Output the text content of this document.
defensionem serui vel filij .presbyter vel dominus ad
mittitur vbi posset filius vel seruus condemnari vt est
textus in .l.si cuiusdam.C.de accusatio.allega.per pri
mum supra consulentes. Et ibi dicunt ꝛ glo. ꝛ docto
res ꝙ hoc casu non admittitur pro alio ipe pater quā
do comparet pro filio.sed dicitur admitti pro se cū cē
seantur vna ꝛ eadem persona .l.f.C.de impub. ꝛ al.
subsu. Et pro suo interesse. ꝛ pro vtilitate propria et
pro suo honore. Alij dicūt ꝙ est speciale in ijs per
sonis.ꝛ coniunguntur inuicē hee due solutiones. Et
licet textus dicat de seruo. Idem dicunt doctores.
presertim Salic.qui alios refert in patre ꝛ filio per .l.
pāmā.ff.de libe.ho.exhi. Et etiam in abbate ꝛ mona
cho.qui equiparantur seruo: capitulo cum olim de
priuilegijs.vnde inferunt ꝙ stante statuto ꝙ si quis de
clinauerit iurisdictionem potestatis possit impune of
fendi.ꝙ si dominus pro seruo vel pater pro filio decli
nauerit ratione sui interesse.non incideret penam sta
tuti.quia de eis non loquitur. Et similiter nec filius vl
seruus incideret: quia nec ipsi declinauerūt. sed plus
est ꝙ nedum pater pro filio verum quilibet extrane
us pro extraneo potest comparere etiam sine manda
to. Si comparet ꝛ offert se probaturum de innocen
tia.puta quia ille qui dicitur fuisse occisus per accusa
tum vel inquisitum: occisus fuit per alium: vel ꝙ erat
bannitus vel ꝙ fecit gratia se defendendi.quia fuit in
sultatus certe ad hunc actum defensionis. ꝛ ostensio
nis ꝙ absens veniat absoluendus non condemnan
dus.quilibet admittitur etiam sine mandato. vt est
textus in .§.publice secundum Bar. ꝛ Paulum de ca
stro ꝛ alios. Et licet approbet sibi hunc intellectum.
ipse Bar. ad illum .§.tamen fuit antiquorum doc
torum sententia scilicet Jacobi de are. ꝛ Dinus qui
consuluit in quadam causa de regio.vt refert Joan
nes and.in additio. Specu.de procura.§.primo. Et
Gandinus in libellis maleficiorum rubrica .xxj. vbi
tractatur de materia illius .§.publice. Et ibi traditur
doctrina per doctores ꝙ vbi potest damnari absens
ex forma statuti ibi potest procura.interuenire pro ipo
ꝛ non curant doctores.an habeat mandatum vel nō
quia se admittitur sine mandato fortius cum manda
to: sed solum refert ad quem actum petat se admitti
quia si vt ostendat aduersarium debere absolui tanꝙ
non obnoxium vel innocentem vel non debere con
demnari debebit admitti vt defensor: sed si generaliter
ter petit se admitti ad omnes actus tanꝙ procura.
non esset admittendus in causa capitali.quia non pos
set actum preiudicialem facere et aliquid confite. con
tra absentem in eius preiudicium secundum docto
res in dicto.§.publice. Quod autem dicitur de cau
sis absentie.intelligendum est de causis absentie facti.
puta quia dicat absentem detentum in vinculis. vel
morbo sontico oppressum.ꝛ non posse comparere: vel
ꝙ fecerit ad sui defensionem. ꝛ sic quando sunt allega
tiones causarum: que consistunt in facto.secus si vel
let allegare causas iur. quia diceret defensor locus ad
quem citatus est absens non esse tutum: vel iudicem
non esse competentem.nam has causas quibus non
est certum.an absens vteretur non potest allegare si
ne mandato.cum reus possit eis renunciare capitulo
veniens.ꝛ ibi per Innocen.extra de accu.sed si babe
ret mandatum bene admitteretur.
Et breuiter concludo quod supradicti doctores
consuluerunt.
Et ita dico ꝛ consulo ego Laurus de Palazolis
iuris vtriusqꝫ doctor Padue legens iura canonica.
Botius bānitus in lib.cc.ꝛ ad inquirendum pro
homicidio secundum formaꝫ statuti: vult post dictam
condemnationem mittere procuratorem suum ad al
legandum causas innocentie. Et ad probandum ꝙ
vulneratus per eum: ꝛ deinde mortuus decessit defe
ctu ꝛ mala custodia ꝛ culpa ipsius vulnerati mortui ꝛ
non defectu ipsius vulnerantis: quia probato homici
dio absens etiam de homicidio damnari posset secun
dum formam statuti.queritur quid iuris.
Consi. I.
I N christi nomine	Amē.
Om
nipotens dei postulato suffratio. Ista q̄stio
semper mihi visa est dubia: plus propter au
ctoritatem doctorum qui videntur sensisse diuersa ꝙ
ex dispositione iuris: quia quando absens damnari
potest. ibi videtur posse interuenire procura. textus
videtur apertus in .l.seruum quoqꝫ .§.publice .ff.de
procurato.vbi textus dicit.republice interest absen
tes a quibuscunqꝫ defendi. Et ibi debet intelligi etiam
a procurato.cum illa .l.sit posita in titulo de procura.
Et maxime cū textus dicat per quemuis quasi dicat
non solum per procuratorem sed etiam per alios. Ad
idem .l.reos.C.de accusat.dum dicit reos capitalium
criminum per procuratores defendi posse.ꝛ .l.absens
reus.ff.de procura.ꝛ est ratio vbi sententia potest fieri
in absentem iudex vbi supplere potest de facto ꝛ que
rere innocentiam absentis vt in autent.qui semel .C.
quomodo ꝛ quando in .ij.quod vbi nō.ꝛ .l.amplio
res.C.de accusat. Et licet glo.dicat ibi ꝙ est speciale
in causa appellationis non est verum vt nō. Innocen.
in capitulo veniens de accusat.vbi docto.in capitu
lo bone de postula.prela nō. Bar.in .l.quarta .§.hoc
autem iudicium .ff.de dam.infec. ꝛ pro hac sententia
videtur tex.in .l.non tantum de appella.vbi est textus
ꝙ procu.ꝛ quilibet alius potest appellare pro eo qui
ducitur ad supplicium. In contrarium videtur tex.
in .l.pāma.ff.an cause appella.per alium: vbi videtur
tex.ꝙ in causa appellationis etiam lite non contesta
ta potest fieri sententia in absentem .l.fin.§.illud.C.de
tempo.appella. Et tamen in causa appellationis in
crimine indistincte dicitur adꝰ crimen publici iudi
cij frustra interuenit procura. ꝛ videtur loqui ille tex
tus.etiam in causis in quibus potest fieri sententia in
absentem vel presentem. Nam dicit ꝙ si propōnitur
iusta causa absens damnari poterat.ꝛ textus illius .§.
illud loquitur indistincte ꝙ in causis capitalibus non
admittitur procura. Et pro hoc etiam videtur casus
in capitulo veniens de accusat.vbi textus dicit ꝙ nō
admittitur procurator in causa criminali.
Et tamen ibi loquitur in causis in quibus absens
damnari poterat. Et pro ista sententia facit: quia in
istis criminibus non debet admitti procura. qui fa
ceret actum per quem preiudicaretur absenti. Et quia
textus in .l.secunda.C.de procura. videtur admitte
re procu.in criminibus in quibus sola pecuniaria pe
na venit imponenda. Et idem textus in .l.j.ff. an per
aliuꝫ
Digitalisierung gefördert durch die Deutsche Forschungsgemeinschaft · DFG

□ □ □ □ □

**Task description**:
Exactly as they are written, print the entries again.

**Task solution**:
Output the text content of this document.
defensionem serui vel filij .presbyter vel dominus ad
mittitur vbi posset filius vel seruus condemnari vt est
textus in .l.si cuiusdam.C.de accusatio.allega.per pri
mum supra consulentes. Et ibi dicunt ꝛ glo. ꝛ docto
res ꝙ hoc casu non admittitur pro alio ipe pater quā
do comparet pro filio.sed dicitur admitti pro se cū cē
seantur vna ꝛ eadem persona .l.f.C.de impub. ꝛ al.
subsu. Et pro suo interesse. ꝛ pro vtilitate propria et
pro suo honore. Alij dicūt ꝙ est speciale in ijs per
sonis.ꝛ coniunguntur inuicē hee due solutiones. Et
licet textus dicat de seruo. Idem dicunt doctores.
presertim Salic.qui alios refert in patre ꝛ filio per .l.
pāmā.ff.de libe.ho.exhi. Et etiam in abbate ꝛ mona
cho.qui equiparantur seruo: capitulo cum olim de
priuilegijs.vnde inferunt ꝙ stante statuto ꝙ si quis de
clinauerit iurisdictionem potestatis possit impune of
fendi.ꝙ si dominus pro seruo vel pater pro filio decli
nauerit ratione sui interesse.non incideret penam sta
tuti.quia de eis non loquitur. Et similiter nec filius vl
seruus incideret: quia nec ipsi declinauerūt. sed plus
est ꝙ nedum pater pro filio verum quilibet extrane
us pro extraneo potest comparere etiam sine manda
to. Si comparet ꝛ offert se probaturum de innocen
tia.puta quia ille qui dicitur fuisse occisus per accusa
tum vel inquisitum: occisus fuit per alium: vel ꝙ erat
bannitus vel ꝙ fecit gratia se defendendi.quia fuit in
sultatus certe ad hunc actum defensionis. ꝛ ostensio
nis ꝙ absens veniat absoluendus non condemnan
dus.quilibet admittitur etiam sine mandato. vt est
textus in .§.publice secundum Bar. ꝛ Paulum de ca
stro ꝛ alios. Et licet approbet sibi hunc intellectum.
ipse Bar. ad illum .§.tamen fuit antiquorum doc
torum sententia scilicet Jacobi de are. ꝛ Dinus qui
consuluit in quadam causa de regio.vt refert Joan
nes and.in additio. Specu.de procura.§.primo. Et
Gandinus in libellis maleficiorum rubrica .xxj. vbi
tractatur de materia illius .§.publice. Et ibi traditur
doctrina per doctores ꝙ vbi potest damnari absens
ex forma statuti ibi potest procura.interuenire pro ipo
ꝛ non curant doctores.an habeat mandatum vel nō
quia se admittitur sine mandato fortius cum manda
to: sed solum refert ad quem actum petat se admitti
quia si vt ostendat aduersarium debere absolui tanꝙ
non obnoxium vel innocentem vel non debere con
demnari debebit admitti vt defensor: sed si generaliter
ter petit se admitti ad omnes actus tanꝙ procura.
non esset admittendus in causa capitali.quia non pos
set actum preiudicialem facere et aliquid confite. con
tra absentem in eius preiudicium secundum docto
res in dicto.§.publice. Quod autem dicitur de cau
sis absentie.intelligendum est de causis absentie facti.
puta quia dicat absentem detentum in vinculis. vel
morbo sontico oppressum.ꝛ non posse comparere: vel
ꝙ fecerit ad sui defensionem. ꝛ sic quando sunt allega
tiones causarum: que consistunt in facto.secus si vel
let allegare causas iur. quia diceret defensor locus ad
quem citatus est absens non esse tutum: vel iudicem
non esse competentem.nam has causas quibus non
est certum.an absens vteretur non potest allegare si
ne mandato.cum reus possit eis renunciare capitulo
veniens.ꝛ ibi per Innocen.extra de accu.sed si babe
ret mandatum bene admitteretur.
Et breuiter concludo quod supradicti doctores
consuluerunt.
Et ita dico ꝛ consulo ego Laurus de Palazolis
iuris vtriusqꝫ doctor Padue legens iura canonica.
Botius bānitus in lib.cc.ꝛ ad inquirendum pro
homicidio secundum formaꝫ statuti: vult post dictam
condemnationem mittere procuratorem suum ad al
legandum causas innocentie. Et ad probandum ꝙ
vulneratus per eum: ꝛ deinde mortuus decessit defe
ctu ꝛ mala custodia ꝛ culpa ipsius vulnerati mortui ꝛ
non defectu ipsius vulnerantis: quia probato homici
dio absens etiam de homicidio damnari posset secun
dum formam statuti.queritur quid iuris.
Consi. I.
I N christi nomine	Amē.
Om
nipotens dei postulato suffratio. Ista q̄stio
semper mihi visa est dubia: plus propter au
ctoritatem doctorum qui videntur sensisse diuersa ꝙ
ex dispositione iuris: quia quando absens damnari
potest. ibi videtur posse interuenire procura. textus
videtur apertus in .l.seruum quoqꝫ .§.publice .ff.de
procurato.vbi textus dicit.republice interest absen
tes a quibuscunqꝫ defendi. Et ibi debet intelligi etiam
a procurato.cum illa .l.sit posita in titulo de procura.
Et maxime cū textus dicat per quemuis quasi dicat
non solum per procuratorem sed etiam per alios. Ad
idem .l.reos.C.de accusat.dum dicit reos capitalium
criminum per procuratores defendi posse.ꝛ .l.absens
reus.ff.de procura.ꝛ est ratio vbi sententia potest fieri
in absentem iudex vbi supplere potest de facto ꝛ que
rere innocentiam absentis vt in autent.qui semel .C.
quomodo ꝛ quando in .ij.quod vbi nō.ꝛ .l.amplio
res.C.de accusat. Et licet glo.dicat ibi ꝙ est speciale
in causa appellationis non est verum vt nō. Innocen.
in capitulo veniens de accusat.vbi docto.in capitu
lo bone de postula.prela nō. Bar.in .l.quarta .§.hoc
autem iudicium .ff.de dam.infec. ꝛ pro hac sententia
videtur tex.in .l.non tantum de appella.vbi est textus
ꝙ procu.ꝛ quilibet alius potest appellare pro eo qui
ducitur ad supplicium. In contrarium videtur tex.
in .l.pāma.ff.an cause appella.per alium: vbi videtur
tex.ꝙ in causa appellationis etiam lite non contesta
ta potest fieri sententia in absentem .l.fin.§.illud.C.de
tempo.appella. Et tamen in causa appellationis in
crimine indistincte dicitur adꝰ crimen publici iudi
cij frustra interuenit procura. ꝛ videtur loqui ille tex
tus.etiam in causis in quibus potest fieri sententia in
absentem vel presentem. Nam dicit ꝙ si propōnitur
iusta causa absens damnari poterat.ꝛ textus illius .§.
illud loquitur indistincte ꝙ in causis capitalibus non
admittitur procura. Et pro hoc etiam videtur casus
in capitulo veniens de accusat.vbi textus dicit ꝙ nō
admittitur procurator in causa criminali.
Et tamen ibi loquitur in causis in quibus absens
damnari poterat. Et pro ista sententia facit: quia in
istis criminibus non debet admitti procura. qui fa
ceret actum per quem preiudicaretur absenti. Et quia
textus in .l.secunda.C.de procura. videtur admitte
re procu.in criminibus in quibus sola pecuniaria pe
na venit imponenda. Et idem textus in .l.j.ff. an per
aliuꝫ
Digitalisierung gefördert durch die Deutsche Forschungsgemeinschaft · DFG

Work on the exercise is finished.